Stated problem: Copy out each line of the material below with no changes.

* begin Data provided *

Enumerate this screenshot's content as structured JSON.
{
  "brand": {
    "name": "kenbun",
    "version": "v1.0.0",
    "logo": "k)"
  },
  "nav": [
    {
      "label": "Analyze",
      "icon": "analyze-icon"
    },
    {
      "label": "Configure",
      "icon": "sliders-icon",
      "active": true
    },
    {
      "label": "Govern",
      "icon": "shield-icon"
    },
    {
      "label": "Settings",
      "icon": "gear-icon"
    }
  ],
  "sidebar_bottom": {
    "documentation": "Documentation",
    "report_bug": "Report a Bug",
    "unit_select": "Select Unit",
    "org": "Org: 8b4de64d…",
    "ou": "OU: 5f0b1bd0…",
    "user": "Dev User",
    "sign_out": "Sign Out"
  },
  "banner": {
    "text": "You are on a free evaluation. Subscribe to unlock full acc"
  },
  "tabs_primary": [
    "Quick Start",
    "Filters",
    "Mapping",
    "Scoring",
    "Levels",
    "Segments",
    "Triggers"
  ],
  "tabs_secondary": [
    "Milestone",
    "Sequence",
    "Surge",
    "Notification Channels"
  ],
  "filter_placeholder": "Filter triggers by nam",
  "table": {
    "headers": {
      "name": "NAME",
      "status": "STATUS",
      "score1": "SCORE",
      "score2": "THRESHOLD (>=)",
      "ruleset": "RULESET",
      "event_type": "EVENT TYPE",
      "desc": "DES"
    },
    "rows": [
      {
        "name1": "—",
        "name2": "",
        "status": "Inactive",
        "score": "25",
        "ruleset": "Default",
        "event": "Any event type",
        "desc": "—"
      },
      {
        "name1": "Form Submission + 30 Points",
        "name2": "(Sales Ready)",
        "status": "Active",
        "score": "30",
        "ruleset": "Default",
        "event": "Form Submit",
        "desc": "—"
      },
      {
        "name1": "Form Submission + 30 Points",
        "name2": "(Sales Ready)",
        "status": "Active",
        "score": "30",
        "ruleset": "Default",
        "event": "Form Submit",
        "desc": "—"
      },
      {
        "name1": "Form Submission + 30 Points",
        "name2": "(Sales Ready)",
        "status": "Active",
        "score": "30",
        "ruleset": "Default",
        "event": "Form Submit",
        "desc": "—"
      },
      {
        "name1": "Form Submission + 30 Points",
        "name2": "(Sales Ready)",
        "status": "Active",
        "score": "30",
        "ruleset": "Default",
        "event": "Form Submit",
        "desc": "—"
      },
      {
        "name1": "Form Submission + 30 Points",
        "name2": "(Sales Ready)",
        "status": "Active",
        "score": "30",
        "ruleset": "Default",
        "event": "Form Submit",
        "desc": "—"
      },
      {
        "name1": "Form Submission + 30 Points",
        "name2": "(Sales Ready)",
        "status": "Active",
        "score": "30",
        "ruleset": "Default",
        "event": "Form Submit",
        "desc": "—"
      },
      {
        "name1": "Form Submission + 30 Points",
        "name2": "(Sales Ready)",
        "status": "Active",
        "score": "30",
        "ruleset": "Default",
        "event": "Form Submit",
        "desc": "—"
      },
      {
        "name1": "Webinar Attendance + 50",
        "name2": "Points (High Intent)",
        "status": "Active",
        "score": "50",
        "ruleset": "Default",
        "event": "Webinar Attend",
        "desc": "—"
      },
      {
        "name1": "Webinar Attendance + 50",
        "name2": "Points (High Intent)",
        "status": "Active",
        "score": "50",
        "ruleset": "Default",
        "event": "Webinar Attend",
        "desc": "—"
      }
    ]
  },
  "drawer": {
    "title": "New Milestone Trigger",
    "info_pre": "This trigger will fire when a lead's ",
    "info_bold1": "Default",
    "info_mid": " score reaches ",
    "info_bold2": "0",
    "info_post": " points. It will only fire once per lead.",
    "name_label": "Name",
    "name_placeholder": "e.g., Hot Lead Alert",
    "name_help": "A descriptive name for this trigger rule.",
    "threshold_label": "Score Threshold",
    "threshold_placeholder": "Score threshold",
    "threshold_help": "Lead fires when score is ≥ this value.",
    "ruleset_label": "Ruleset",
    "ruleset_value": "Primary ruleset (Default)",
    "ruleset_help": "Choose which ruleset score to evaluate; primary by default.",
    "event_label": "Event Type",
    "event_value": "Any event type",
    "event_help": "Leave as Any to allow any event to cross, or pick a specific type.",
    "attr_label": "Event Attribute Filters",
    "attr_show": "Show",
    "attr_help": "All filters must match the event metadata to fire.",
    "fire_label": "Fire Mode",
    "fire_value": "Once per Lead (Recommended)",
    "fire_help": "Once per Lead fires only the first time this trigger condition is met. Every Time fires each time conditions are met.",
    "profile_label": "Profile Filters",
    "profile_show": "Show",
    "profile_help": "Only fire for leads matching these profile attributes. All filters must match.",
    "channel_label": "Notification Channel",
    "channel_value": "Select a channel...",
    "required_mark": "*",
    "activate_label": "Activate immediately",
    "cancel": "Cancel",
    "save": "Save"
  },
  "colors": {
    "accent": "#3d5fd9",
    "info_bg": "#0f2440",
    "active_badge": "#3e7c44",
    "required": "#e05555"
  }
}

* end Data provided *

Task result:
Enumerate this screenshot's content as structured JSON.
{
  "brand": {
    "name": "kenbun",
    "version": "v1.0.0",
    "logo": "k)"
  },
  "nav": [
    {
      "label": "Analyze",
      "icon": "analyze-icon"
    },
    {
      "label": "Configure",
      "icon": "sliders-icon",
      "active": true
    },
    {
      "label": "Govern",
      "icon": "shield-icon"
    },
    {
      "label": "Settings",
      "icon": "gear-icon"
    }
  ],
  "sidebar_bottom": {
    "documentation": "Documentation",
    "report_bug": "Report a Bug",
    "unit_select": "Select Unit",
    "org": "Org: 8b4de64d…",
    "ou": "OU: 5f0b1bd0…",
    "user": "Dev User",
    "sign_out": "Sign Out"
  },
  "banner": {
    "text": "You are on a free evaluation. Subscribe to unlock full acc"
  },
  "tabs_primary": [
    "Quick Start",
    "Filters",
    "Mapping",
    "Scoring",
    "Levels",
    "Segments",
    "Triggers"
  ],
  "tabs_secondary": [
    "Milestone",
    "Sequence",
    "Surge",
    "Notification Channels"
  ],
  "filter_placeholder": "Filter triggers by nam",
  "table": {
    "headers": {
      "name": "NAME",
      "status": "STATUS",
      "score1": "SCORE",
      "score2": "THRESHOLD (>=)",
      "ruleset": "RULESET",
      "event_type": "EVENT TYPE",
      "desc": "DES"
    },
    "rows": [
      {
        "name1": "—",
        "name2": "",
        "status": "Inactive",
        "score": "25",
        "ruleset": "Default",
        "event": "Any event type",
        "desc": "—"
      },
      {
        "name1": "Form Submission + 30 Points",
        "name2": "(Sales Ready)",
        "status": "Active",
        "score": "30",
        "ruleset": "Default",
        "event": "Form Submit",
        "desc": "—"
      },
      {
        "name1": "Form Submission + 30 Points",
        "name2": "(Sales Ready)",
        "status": "Active",
        "score": "30",
        "ruleset": "Default",
        "event": "Form Submit",
        "desc": "—"
      },
      {
        "name1": "Form Submission + 30 Points",
        "name2": "(Sales Ready)",
        "status": "Active",
        "score": "30",
        "ruleset": "Default",
        "event": "Form Submit",
        "desc": "—"
      },
      {
        "name1": "Form Submission + 30 Points",
        "name2": "(Sales Ready)",
        "status": "Active",
        "score": "30",
        "ruleset": "Default",
        "event": "Form Submit",
        "desc": "—"
      },
      {
        "name1": "Form Submission + 30 Points",
        "name2": "(Sales Ready)",
        "status": "Active",
        "score": "30",
        "ruleset": "Default",
        "event": "Form Submit",
        "desc": "—"
      },
      {
        "name1": "Form Submission + 30 Points",
        "name2": "(Sales Ready)",
        "status": "Active",
        "score": "30",
        "ruleset": "Default",
        "event": "Form Submit",
        "desc": "—"
      },
      {
        "name1": "Form Submission + 30 Points",
        "name2": "(Sales Ready)",
        "status": "Active",
        "score": "30",
        "ruleset": "Default",
        "event": "Form Submit",
        "desc": "—"
      },
      {
        "name1": "Webinar Attendance + 50",
        "name2": "Points (High Intent)",
        "status": "Active",
        "score": "50",
        "ruleset": "Default",
        "event": "Webinar Attend",
        "desc": "—"
      },
      {
        "name1": "Webinar Attendance + 50",
        "name2": "Points (High Intent)",
        "status": "Active",
        "score": "50",
        "ruleset": "Default",
        "event": "Webinar Attend",
        "desc": "—"
      }
    ]
  },
  "drawer": {
    "title": "New Milestone Trigger",
    "info_pre": "This trigger will fire when a lead's ",
    "info_bold1": "Default",
    "info_mid": " score reaches ",
    "info_bold2": "0",
    "info_post": " points. It will only fire once per lead.",
    "name_label": "Name",
    "name_placeholder": "e.g., Hot Lead Alert",
    "name_help": "A descriptive name for this trigger rule.",
    "threshold_label": "Score Threshold",
    "threshold_placeholder": "Score threshold",
    "threshold_help": "Lead fires when score is ≥ this value.",
    "ruleset_label": "Ruleset",
    "ruleset_value": "Primary ruleset (Default)",
    "ruleset_help": "Choose which ruleset score to evaluate; primary by default.",
    "event_label": "Event Type",
    "event_value": "Any event type",
    "event_help": "Leave as Any to allow any event to cross, or pick a specific type.",
    "attr_label": "Event Attribute Filters",
    "attr_show": "Show",
    "attr_help": "All filters must match the event metadata to fire.",
    "fire_label": "Fire Mode",
    "fire_value": "Once per Lead (Recommended)",
    "fire_help": "Once per Lead fires only the first time this trigger condition is met. Every Time fires each time conditions are met.",
    "profile_label": "Profile Filters",
    "profile_show": "Show",
    "profile_help": "Only fire for leads matching these profile attributes. All filters must match.",
    "channel_label": "Notification Channel",
    "channel_value": "Select a channel...",
    "required_mark": "*",
    "activate_label": "Activate immediately",
    "cancel": "Cancel",
    "save": "Save"
  },
  "colors": {
    "accent": "#3d5fd9",
    "info_bg": "#0f2440",
    "active_badge": "#3e7c44",
    "required": "#e05555"
  }
}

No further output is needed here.